__Work to complete__. Transcribe all the entries word for word, omitting any pictures they contain.

^^^^^^^^

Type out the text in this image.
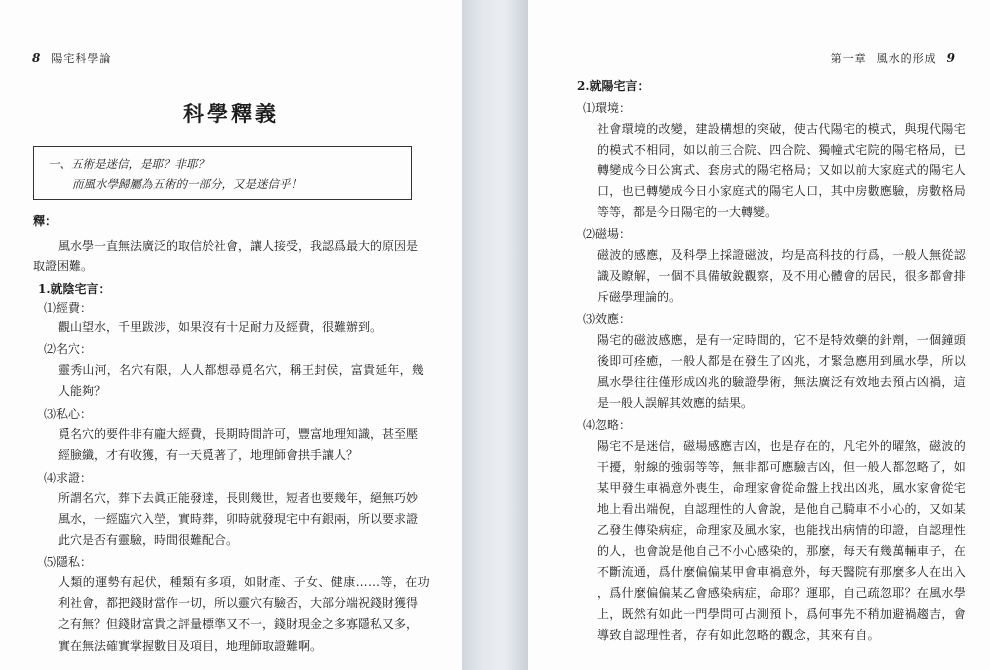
8 陽宅科學論
科學釋義
一、五術是迷信，是耶？非耶？
而風水學歸屬為五術的一部分，又是迷信乎！
釋：
風水學一直無法廣泛的取信於社會，讓人接受，我認爲最大的原因是
取證困難。
1.就陰宅言：
⑴經費：
觀山望水，千里跋涉，如果沒有十足耐力及經費，很難辦到。
⑵名穴：
靈秀山河，名穴有限，人人都想尋覓名穴，稱王封侯，富貴延年，幾
人能夠？
⑶私心：
覓名穴的要件非有龐大經費，長期時間許可，豐富地理知識，甚至壓
經臉纖，才有收獲，有一天覓著了，地理師會拱手讓人？
⑷求證：
所謂名穴，葬下去眞正能發達，長則幾世，短者也要幾年，絕無巧妙
風水，一經臨穴入塋，實時葬，卯時就發現宅中有銀兩，所以要求證
此穴是否有靈驗，時間很難配合。
⑸隱私：
人類的運勢有起伏，種類有多項，如財產、子女、健康……等，在功
利社會，都把錢財當作一切，所以靈穴有驗否，大部分端祝錢財獲得
之有無？但錢財富貴之評量標準又不一，錢財現金之多寡隱私又多，
實在無法確實掌握數目及項目，地理師取證難啊。
第一章 風水的形成 9
2.就陽宅言：
⑴環境：
社會環境的改變，建設構想的突破，使古代陽宅的模式，與現代陽宅
的模式不相同，如以前三合院、四合院、獨幢式宅院的陽宅格局，已
轉變成今日公寓式、套房式的陽宅格局；又如以前大家庭式的陽宅人
口，也已轉變成今日小家庭式的陽宅人口，其中房數應驗，房數格局
等等，都是今日陽宅的一大轉變。
⑵磁場：
磁波的感應，及科學上採證磁波，均是高科技的行爲，一般人無從認
識及瞭解，一個不具備敏銳觀察，及不用心體會的居民，很多都會排
斥磁學理論的。
⑶效應：
陽宅的磁波感應，是有一定時間的，它不是特效藥的針劑，一個鐘頭
後即可痊癒，一般人都是在發生了凶兆，才緊急應用到風水學，所以
風水學往往僅形成凶兆的驗證學術，無法廣泛有效地去預占凶禍，這
是一般人誤解其效應的結果。
⑷忽略：
陽宅不是迷信，磁場感應吉凶，也是存在的，凡宅外的曜煞，磁波的
干擾，射線的強弱等等，無非都可應驗吉凶，但一般人都忽略了，如
某甲發生車禍意外喪生，命理家會從命盤上找出凶兆，風水家會從宅
地上看出端倪，自認理性的人會說，是他自己騎車不小心的，又如某
乙發生傳染病症，命理家及風水家，也能找出病情的印證，自認理性
的人，也會說是他自己不小心感染的，那麼，每天有幾萬輛車子，在
不斷流通，爲什麼偏偏某甲會車禍意外，每天醫院有那麼多人在出入
，爲什麼偏偏某乙會感染病症，命耶？運耶，自己疏忽耶？在風水學
上，既然有如此一門學問可占測預卜，爲何事先不稍加避禍趨吉，會
導致自認理性者，存有如此忽略的觀念，其來有自。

^^^^^^^^

__Complete answer__.
Type out the text in this image.
8 陽宅科學論
科學釋義
一、五術是迷信，是耶？非耶？
而風水學歸屬為五術的一部分，又是迷信乎！
釋：
風水學一直無法廣泛的取信於社會，讓人接受，我認爲最大的原因是
取證困難。
1.就陰宅言：
⑴經費：
觀山望水，千里跋涉，如果沒有十足耐力及經費，很難辦到。
⑵名穴：
靈秀山河，名穴有限，人人都想尋覓名穴，稱王封侯，富貴延年，幾
人能夠？
⑶私心：
覓名穴的要件非有龐大經費，長期時間許可，豐富地理知識，甚至壓
經臉纖，才有收獲，有一天覓著了，地理師會拱手讓人？
⑷求證：
所謂名穴，葬下去眞正能發達，長則幾世，短者也要幾年，絕無巧妙
風水，一經臨穴入塋，實時葬，卯時就發現宅中有銀兩，所以要求證
此穴是否有靈驗，時間很難配合。
⑸隱私：
人類的運勢有起伏，種類有多項，如財產、子女、健康……等，在功
利社會，都把錢財當作一切，所以靈穴有驗否，大部分端祝錢財獲得
之有無？但錢財富貴之評量標準又不一，錢財現金之多寡隱私又多，
實在無法確實掌握數目及項目，地理師取證難啊。
第一章 風水的形成 9
2.就陽宅言：
⑴環境：
社會環境的改變，建設構想的突破，使古代陽宅的模式，與現代陽宅
的模式不相同，如以前三合院、四合院、獨幢式宅院的陽宅格局，已
轉變成今日公寓式、套房式的陽宅格局；又如以前大家庭式的陽宅人
口，也已轉變成今日小家庭式的陽宅人口，其中房數應驗，房數格局
等等，都是今日陽宅的一大轉變。
⑵磁場：
磁波的感應，及科學上採證磁波，均是高科技的行爲，一般人無從認
識及瞭解，一個不具備敏銳觀察，及不用心體會的居民，很多都會排
斥磁學理論的。
⑶效應：
陽宅的磁波感應，是有一定時間的，它不是特效藥的針劑，一個鐘頭
後即可痊癒，一般人都是在發生了凶兆，才緊急應用到風水學，所以
風水學往往僅形成凶兆的驗證學術，無法廣泛有效地去預占凶禍，這
是一般人誤解其效應的結果。
⑷忽略：
陽宅不是迷信，磁場感應吉凶，也是存在的，凡宅外的曜煞，磁波的
干擾，射線的強弱等等，無非都可應驗吉凶，但一般人都忽略了，如
某甲發生車禍意外喪生，命理家會從命盤上找出凶兆，風水家會從宅
地上看出端倪，自認理性的人會說，是他自己騎車不小心的，又如某
乙發生傳染病症，命理家及風水家，也能找出病情的印證，自認理性
的人，也會說是他自己不小心感染的，那麼，每天有幾萬輛車子，在
不斷流通，爲什麼偏偏某甲會車禍意外，每天醫院有那麼多人在出入
，爲什麼偏偏某乙會感染病症，命耶？運耶，自己疏忽耶？在風水學
上，既然有如此一門學問可占測預卜，爲何事先不稍加避禍趨吉，會
導致自認理性者，存有如此忽略的觀念，其來有自。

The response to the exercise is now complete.